▶ **Stated problem**: Pull out every line of the listing below where "name" appears.

▶ **Exercise material**:
***

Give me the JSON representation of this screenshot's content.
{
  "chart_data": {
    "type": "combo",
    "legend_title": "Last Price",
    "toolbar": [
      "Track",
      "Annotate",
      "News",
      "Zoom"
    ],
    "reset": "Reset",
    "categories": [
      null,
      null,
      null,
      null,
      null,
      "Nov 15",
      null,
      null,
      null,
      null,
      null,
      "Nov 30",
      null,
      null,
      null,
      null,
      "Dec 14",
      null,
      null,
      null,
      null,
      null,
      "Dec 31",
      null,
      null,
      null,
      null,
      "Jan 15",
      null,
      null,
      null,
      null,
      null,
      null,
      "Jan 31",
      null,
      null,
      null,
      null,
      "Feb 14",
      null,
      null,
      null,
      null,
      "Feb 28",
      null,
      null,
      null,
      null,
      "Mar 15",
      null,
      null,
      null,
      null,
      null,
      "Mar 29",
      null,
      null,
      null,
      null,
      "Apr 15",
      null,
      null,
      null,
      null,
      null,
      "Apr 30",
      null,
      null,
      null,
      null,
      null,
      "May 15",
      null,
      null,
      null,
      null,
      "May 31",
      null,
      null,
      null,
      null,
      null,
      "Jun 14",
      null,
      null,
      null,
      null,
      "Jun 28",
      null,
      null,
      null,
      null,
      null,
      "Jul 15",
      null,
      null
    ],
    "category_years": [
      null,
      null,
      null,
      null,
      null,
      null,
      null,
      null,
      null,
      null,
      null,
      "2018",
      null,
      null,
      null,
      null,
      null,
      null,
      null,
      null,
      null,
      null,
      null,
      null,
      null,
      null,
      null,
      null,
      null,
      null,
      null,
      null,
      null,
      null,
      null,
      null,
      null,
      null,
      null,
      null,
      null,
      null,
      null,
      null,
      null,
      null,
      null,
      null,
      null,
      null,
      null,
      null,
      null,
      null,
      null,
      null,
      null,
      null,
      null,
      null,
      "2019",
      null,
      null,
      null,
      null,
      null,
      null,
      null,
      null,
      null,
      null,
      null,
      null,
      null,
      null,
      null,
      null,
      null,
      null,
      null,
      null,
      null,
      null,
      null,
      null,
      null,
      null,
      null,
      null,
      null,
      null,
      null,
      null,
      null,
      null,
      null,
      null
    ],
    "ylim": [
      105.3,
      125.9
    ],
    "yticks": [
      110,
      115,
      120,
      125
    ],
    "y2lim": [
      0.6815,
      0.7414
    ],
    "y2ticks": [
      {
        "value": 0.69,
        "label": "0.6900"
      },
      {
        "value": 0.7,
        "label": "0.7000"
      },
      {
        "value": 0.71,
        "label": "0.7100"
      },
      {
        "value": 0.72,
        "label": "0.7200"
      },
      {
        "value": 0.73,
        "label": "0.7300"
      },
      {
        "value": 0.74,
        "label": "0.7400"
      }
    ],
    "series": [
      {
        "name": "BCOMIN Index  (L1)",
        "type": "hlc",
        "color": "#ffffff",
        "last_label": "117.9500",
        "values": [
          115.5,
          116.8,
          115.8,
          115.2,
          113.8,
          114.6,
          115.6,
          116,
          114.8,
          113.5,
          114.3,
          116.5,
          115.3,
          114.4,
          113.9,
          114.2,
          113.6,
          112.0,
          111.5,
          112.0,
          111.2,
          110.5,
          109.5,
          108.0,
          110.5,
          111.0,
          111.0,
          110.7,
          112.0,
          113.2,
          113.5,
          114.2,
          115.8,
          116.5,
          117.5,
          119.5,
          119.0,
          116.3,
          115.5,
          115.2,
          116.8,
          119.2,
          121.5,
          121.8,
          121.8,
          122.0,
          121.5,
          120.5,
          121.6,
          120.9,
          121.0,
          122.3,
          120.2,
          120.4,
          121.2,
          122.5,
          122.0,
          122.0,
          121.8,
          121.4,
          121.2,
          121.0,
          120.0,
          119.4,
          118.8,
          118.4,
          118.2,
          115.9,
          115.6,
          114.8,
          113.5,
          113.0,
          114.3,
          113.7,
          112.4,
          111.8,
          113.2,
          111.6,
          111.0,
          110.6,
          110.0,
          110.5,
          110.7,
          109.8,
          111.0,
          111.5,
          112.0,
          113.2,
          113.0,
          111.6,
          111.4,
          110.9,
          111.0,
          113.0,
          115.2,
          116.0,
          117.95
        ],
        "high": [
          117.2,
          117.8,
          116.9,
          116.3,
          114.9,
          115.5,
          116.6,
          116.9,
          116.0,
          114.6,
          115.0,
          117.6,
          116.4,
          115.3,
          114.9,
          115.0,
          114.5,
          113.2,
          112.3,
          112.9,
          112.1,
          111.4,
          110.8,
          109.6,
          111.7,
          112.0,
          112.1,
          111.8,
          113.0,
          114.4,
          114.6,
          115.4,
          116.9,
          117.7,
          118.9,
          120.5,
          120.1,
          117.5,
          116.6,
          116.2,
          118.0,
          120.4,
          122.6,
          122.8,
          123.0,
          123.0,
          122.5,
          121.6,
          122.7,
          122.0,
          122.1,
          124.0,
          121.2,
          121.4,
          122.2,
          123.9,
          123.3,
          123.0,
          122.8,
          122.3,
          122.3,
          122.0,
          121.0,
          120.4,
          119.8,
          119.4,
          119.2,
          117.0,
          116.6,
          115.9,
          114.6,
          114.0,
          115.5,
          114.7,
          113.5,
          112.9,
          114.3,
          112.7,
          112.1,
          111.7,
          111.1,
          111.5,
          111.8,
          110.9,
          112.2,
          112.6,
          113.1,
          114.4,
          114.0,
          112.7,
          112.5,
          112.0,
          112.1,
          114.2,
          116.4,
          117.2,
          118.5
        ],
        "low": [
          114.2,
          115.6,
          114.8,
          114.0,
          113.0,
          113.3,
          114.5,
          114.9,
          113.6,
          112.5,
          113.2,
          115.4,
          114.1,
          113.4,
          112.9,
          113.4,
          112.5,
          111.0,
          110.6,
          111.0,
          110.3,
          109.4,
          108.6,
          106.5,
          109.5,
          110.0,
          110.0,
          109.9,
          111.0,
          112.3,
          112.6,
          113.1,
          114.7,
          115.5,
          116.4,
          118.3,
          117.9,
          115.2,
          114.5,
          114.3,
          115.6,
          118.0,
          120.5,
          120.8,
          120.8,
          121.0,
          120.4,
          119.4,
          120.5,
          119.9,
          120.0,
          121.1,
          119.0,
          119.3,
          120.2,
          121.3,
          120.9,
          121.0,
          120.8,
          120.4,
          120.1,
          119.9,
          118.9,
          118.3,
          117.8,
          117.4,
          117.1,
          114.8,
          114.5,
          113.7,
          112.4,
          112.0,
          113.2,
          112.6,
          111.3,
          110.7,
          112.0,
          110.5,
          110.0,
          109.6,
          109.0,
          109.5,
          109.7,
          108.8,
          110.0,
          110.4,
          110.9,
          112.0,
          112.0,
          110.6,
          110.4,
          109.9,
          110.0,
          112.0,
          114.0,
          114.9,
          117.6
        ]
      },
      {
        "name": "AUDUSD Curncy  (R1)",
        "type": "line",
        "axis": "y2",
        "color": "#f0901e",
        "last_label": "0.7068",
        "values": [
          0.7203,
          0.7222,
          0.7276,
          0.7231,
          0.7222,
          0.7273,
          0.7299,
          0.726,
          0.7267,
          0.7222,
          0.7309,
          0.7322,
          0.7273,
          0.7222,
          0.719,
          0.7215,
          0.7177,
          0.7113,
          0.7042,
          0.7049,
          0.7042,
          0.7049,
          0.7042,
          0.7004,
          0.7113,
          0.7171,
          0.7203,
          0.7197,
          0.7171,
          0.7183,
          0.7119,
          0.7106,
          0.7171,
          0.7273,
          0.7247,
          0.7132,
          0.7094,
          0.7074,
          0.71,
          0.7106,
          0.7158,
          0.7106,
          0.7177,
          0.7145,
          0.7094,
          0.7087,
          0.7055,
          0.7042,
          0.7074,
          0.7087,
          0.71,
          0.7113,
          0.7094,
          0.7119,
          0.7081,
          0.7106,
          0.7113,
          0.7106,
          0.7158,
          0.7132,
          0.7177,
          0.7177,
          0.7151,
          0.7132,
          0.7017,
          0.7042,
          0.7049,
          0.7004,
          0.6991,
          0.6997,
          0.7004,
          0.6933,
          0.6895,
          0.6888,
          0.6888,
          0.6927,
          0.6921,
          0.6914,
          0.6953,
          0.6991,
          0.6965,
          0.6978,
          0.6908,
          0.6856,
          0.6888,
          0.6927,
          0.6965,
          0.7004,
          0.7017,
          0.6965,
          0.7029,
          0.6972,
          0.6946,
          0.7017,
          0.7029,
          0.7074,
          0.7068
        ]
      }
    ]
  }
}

***

▶ **Solution to the exercise**:
        "name": "BCOMIN Index  (L1)",
        "name": "AUDUSD Curncy  (R1)",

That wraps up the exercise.